__GOAL__:
Repeat the entries that follow verbatim, without any of their pictures.

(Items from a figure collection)
************
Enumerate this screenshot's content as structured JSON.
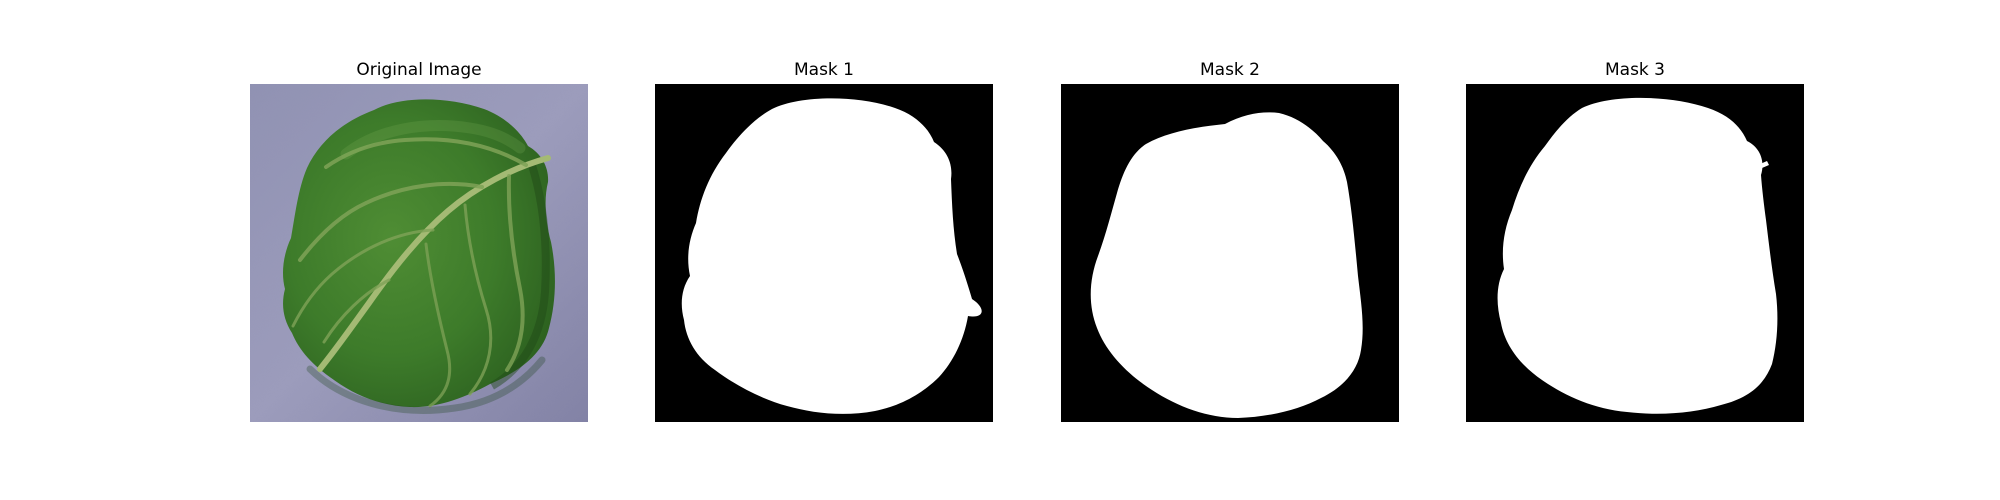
{
  "panels": [
    {
      "title": "Original Image"
    },
    {
      "title": "Mask 1"
    },
    {
      "title": "Mask 2"
    },
    {
      "title": "Mask 3"
    }
  ],
  "colors": {
    "background_original": "#9a9ab8",
    "leaf_dark": "#2f6a22",
    "leaf_mid": "#4f8b34",
    "vein": "#93ad63",
    "mask_background": "#000000",
    "mask_foreground": "#ffffff"
  }
}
************
__WRITTEN ANSWER__:
Enumerate this screenshot's content as structured JSON.
{
  "panels": [
    {
      "title": "Original Image"
    },
    {
      "title": "Mask 1"
    },
    {
      "title": "Mask 2"
    },
    {
      "title": "Mask 3"
    }
  ],
  "colors": {
    "background_original": "#9a9ab8",
    "leaf_dark": "#2f6a22",
    "leaf_mid": "#4f8b34",
    "vein": "#93ad63",
    "mask_background": "#000000",
    "mask_foreground": "#ffffff"
  }
}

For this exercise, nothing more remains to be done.